[TEXT]
━━━━━━

The general election was held on Tuesday, November 6, 2018.
Turnout by county:

| County | Registered voters | Ballots cast | Turnout (%) |
|---|---|---|---|
| Belknap County | 47,856 | 27,229 | 56.90% |
| Carroll County | 40,166 | 24,336 | 60.59% |
| Cheshire County | 60,018 | 32,789 | 54.63% |
| Coos County | 20,595 | 11,788 | 57.23% |
| Grafton County | 71,748 | 40,758 | 56.81% |
| Hillsborough County | 282,659 | 164,337 | 58.14% |
| Merrimack County | 113,433 | 65,887 | 58.08% |
| Rockingham County | 244,859 | 141,565 | 57.81% |
| Strafford County | 98,529 | 54,072 | 54.88% |
| Sullivan County | 29,141 | 17,453 | 59.89% |
| Totals | 1,009,004 | 580,214 | 57.50% |

== United States Congress ==

=== Senate ===
New Hampshire held no election for the United States Senate in 2018, as the state is not represented in the Senate by a seat of Class 1.

=== House of Representatives ===

New Hampshire's two seats in the United States House of Representatives were up for election. Both seats were retained by the Democratic Party.

━━━━━━

(Entries contained in a dataset)

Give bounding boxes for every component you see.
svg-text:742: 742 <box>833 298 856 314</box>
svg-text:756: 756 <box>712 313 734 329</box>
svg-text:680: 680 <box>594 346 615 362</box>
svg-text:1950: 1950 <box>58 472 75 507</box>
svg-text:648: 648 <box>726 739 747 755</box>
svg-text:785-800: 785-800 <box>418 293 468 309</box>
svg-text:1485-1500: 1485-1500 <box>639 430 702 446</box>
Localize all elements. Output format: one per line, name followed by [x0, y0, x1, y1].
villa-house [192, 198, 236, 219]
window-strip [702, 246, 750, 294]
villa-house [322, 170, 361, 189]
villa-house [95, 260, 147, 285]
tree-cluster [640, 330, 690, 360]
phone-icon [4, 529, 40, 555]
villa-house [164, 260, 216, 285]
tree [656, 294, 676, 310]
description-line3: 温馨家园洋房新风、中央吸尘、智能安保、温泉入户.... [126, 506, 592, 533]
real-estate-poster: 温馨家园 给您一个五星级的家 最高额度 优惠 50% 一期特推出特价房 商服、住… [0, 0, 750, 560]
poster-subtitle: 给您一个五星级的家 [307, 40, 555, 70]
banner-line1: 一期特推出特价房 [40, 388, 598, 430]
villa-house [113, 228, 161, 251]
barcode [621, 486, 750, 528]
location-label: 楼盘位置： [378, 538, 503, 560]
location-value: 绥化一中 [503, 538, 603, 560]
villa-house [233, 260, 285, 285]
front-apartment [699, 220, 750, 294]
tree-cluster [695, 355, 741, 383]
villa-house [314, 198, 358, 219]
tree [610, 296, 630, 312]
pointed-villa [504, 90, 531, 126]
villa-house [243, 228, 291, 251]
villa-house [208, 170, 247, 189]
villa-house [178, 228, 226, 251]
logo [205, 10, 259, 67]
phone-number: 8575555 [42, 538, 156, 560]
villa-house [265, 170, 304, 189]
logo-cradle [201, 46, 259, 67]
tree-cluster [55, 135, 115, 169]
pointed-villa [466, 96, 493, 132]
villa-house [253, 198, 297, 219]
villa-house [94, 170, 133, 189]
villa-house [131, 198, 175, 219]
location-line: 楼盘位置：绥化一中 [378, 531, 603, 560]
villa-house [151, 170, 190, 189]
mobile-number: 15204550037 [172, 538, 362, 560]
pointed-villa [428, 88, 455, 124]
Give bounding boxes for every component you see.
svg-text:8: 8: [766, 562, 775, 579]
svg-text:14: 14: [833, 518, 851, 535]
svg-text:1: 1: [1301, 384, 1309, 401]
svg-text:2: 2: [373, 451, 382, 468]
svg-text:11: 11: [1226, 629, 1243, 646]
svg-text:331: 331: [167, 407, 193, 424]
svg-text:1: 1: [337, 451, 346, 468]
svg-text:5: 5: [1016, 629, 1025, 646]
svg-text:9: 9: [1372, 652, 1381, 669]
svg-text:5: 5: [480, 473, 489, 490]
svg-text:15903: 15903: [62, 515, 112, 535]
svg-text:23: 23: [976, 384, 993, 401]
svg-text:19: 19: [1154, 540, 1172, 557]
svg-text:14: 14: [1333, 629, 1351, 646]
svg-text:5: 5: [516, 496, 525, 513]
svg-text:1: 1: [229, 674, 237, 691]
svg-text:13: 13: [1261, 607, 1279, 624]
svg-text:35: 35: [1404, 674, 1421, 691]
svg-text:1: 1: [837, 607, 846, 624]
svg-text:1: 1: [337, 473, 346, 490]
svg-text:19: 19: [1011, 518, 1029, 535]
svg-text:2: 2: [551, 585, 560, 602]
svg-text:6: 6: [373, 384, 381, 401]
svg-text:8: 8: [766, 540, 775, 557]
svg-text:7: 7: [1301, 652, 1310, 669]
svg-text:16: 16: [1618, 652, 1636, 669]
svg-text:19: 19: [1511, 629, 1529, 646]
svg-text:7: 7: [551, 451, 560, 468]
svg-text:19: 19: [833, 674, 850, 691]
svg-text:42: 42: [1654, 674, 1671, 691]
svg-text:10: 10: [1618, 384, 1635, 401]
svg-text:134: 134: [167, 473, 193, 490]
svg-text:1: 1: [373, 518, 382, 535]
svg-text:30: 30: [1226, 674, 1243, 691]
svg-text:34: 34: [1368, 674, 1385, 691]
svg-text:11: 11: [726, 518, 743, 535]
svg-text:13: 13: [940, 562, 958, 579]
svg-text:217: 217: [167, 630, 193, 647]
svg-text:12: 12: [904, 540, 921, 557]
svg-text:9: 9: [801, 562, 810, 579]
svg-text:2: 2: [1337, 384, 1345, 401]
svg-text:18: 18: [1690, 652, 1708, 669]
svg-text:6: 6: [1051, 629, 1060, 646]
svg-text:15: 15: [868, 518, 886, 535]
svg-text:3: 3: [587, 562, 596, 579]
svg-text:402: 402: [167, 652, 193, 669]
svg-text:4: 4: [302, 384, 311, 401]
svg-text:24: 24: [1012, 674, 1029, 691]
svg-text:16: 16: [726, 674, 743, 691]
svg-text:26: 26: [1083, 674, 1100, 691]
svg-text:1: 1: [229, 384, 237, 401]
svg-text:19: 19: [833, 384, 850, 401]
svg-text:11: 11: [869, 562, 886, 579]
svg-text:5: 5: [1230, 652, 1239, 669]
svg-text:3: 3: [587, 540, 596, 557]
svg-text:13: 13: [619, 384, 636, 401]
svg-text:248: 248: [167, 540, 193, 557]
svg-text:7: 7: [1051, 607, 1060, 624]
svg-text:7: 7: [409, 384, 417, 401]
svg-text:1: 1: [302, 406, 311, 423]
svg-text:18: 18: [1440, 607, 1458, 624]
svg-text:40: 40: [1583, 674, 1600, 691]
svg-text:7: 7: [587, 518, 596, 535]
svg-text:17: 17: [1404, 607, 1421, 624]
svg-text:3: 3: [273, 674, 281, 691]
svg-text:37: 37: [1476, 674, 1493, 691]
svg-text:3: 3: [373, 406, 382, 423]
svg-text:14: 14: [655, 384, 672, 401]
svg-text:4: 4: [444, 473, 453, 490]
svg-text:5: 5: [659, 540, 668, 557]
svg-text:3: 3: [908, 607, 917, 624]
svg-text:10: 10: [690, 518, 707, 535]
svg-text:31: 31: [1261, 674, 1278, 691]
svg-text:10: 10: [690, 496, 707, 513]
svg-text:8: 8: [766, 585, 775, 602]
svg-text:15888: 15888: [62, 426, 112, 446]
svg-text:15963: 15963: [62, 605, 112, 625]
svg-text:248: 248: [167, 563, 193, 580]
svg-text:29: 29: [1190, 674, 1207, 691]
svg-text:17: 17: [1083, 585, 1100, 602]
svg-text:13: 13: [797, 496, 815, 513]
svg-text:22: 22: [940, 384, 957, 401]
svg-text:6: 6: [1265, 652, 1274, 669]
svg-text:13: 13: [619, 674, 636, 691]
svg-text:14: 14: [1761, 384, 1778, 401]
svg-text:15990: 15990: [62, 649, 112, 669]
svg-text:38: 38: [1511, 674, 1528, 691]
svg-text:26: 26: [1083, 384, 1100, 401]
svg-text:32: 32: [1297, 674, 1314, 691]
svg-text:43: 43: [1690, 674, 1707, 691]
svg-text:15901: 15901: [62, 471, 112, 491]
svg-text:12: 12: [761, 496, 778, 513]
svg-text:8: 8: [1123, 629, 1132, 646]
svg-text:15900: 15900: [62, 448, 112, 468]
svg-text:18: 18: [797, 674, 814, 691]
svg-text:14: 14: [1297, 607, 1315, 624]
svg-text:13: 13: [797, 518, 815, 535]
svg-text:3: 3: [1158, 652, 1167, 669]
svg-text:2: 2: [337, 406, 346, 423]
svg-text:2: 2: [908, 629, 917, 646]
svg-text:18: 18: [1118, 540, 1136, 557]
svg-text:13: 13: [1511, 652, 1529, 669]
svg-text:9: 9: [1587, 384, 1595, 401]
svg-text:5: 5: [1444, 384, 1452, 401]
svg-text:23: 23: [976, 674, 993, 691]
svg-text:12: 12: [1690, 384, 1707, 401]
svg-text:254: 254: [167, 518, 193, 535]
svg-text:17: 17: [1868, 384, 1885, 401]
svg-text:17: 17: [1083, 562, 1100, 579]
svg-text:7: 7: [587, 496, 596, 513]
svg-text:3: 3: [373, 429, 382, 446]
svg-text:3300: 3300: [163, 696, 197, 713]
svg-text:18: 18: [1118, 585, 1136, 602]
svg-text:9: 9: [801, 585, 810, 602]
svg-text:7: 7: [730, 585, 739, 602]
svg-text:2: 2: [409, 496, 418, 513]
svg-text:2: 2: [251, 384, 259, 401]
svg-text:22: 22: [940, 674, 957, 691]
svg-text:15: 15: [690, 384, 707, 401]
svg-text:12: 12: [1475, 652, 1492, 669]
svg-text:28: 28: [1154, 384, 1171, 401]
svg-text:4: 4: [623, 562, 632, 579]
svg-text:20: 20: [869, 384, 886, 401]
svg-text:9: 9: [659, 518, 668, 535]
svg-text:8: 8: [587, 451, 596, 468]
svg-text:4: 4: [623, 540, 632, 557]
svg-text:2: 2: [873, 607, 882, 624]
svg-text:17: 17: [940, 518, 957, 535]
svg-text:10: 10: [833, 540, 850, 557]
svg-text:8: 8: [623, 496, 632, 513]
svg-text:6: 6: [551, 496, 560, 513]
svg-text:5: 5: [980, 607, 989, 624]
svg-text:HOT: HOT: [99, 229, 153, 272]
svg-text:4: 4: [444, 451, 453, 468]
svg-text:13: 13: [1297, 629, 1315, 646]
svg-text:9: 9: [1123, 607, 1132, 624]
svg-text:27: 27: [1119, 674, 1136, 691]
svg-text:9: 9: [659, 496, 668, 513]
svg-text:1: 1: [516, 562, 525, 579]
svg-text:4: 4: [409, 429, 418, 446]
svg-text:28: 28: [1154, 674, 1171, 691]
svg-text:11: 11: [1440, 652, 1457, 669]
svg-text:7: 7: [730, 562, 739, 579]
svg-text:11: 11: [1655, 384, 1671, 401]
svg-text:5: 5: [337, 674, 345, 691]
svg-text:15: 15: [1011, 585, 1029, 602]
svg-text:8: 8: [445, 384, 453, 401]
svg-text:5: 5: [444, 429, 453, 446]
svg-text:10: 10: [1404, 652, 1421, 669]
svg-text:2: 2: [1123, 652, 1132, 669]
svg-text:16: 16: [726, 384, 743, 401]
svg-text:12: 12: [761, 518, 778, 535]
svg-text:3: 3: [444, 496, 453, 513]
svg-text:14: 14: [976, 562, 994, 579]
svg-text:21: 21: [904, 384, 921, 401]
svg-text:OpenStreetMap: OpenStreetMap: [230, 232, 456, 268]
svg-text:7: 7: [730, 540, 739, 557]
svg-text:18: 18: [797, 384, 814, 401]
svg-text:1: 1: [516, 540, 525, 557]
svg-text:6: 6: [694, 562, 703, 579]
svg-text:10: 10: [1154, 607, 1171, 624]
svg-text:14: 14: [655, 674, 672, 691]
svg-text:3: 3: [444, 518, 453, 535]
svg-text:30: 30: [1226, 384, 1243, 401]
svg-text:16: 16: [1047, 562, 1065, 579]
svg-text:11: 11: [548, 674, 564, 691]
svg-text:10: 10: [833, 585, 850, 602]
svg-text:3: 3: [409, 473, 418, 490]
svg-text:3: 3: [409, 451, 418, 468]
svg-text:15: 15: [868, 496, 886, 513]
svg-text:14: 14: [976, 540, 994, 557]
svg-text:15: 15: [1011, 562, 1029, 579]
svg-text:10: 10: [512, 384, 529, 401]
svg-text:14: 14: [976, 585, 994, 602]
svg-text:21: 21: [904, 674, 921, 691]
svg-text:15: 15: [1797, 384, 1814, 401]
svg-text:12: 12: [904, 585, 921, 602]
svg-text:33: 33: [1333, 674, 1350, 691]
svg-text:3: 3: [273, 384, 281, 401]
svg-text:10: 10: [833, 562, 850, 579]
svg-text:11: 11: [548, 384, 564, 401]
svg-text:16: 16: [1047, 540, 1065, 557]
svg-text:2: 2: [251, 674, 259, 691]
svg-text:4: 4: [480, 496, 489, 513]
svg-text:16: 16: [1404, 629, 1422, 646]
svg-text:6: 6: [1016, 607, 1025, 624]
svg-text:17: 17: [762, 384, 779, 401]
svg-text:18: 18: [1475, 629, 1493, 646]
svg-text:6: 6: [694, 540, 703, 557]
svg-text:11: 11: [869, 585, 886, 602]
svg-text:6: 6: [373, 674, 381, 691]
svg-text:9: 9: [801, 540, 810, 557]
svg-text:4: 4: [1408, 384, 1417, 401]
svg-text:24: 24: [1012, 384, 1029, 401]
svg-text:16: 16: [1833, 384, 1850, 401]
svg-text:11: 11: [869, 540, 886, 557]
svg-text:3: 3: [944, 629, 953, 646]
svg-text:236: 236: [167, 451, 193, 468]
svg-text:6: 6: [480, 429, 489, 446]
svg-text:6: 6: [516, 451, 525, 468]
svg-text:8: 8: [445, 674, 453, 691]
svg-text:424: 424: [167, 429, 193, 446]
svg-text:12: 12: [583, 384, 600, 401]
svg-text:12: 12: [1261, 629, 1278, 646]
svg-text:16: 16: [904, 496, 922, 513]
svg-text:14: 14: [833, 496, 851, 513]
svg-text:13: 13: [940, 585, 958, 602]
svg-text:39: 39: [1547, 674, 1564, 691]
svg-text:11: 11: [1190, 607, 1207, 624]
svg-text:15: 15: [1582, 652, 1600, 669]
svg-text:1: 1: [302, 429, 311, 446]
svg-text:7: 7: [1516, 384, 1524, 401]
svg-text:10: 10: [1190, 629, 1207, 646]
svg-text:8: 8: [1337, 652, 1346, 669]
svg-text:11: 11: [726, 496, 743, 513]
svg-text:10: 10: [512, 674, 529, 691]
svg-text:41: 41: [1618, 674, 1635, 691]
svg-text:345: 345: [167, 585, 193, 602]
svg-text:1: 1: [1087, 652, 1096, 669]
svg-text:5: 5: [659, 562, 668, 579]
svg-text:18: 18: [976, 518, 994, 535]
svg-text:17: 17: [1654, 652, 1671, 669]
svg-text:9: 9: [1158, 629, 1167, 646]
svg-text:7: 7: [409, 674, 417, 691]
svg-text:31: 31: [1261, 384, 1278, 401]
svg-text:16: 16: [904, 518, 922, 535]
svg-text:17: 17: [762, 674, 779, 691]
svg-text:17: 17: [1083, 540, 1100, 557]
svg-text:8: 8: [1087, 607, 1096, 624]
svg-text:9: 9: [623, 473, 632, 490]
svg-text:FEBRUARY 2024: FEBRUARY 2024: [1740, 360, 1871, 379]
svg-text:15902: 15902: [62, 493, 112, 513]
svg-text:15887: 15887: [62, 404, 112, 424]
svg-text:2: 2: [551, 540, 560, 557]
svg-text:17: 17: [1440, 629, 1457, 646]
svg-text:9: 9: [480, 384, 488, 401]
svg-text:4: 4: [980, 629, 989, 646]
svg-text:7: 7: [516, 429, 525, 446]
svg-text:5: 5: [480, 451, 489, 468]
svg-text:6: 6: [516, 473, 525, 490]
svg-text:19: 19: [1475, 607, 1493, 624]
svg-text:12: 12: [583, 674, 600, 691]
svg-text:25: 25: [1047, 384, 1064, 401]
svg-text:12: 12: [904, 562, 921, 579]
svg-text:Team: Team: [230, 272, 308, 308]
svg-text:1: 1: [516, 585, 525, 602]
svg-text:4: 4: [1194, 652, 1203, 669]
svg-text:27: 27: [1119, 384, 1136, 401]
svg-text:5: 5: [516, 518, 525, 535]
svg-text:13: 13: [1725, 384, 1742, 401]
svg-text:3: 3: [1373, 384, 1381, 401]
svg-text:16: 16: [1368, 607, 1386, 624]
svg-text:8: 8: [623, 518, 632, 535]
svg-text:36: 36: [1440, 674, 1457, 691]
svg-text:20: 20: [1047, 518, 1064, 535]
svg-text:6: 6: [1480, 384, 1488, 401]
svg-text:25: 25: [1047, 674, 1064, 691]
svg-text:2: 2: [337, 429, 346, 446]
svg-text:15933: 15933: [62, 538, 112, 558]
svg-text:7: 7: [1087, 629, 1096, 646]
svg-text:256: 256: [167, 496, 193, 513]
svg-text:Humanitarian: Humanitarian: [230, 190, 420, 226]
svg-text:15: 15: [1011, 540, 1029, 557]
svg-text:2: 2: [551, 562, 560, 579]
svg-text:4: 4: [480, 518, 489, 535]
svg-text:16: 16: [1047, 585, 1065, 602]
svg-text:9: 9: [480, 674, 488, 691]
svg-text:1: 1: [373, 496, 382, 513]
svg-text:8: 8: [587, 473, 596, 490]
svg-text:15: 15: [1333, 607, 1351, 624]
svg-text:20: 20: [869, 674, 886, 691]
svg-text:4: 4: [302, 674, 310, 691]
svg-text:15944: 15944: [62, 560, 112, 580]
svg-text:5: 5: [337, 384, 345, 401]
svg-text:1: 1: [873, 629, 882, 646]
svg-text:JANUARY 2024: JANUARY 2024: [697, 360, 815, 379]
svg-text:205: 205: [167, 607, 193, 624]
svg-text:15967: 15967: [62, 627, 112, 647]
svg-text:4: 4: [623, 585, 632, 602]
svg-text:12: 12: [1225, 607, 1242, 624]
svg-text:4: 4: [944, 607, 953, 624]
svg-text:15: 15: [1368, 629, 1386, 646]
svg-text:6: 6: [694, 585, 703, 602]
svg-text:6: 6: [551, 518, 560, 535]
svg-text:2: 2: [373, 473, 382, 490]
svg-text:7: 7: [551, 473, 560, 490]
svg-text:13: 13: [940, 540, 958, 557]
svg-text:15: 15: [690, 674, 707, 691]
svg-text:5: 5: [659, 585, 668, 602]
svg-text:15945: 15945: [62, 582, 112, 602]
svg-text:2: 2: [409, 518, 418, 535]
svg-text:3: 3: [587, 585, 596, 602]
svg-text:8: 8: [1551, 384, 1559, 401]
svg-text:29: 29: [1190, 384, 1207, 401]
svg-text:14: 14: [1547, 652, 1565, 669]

━━━━━━

[PROBLEM]
Copy out the entire 2018 New Hampshire election text above, word for word, including its turnout table and section headings.

[RESULT OF THIS TASK]
The general election was held on Tuesday, November 6, 2018.
Turnout by county:

| County | Registered voters | Ballots cast | Turnout (%) |
|---|---|---|---|
| Belknap County | 47,856 | 27,229 | 56.90% |
| Carroll County | 40,166 | 24,336 | 60.59% |
| Cheshire County | 60,018 | 32,789 | 54.63% |
| Coos County | 20,595 | 11,788 | 57.23% |
| Grafton County | 71,748 | 40,758 | 56.81% |
| Hillsborough County | 282,659 | 164,337 | 58.14% |
| Merrimack County | 113,433 | 65,887 | 58.08% |
| Rockingham County | 244,859 | 141,565 | 57.81% |
| Strafford County | 98,529 | 54,072 | 54.88% |
| Sullivan County | 29,141 | 17,453 | 59.89% |
| Totals | 1,009,004 | 580,214 | 57.50% |

== United States Congress ==

=== Senate ===
New Hampshire held no election for the United States Senate in 2018, as the state is not represented in the Senate by a seat of Class 1.

=== House of Representatives ===

New Hampshire's two seats in the United States House of Representatives were up for election. Both seats were retained by the Democratic Party.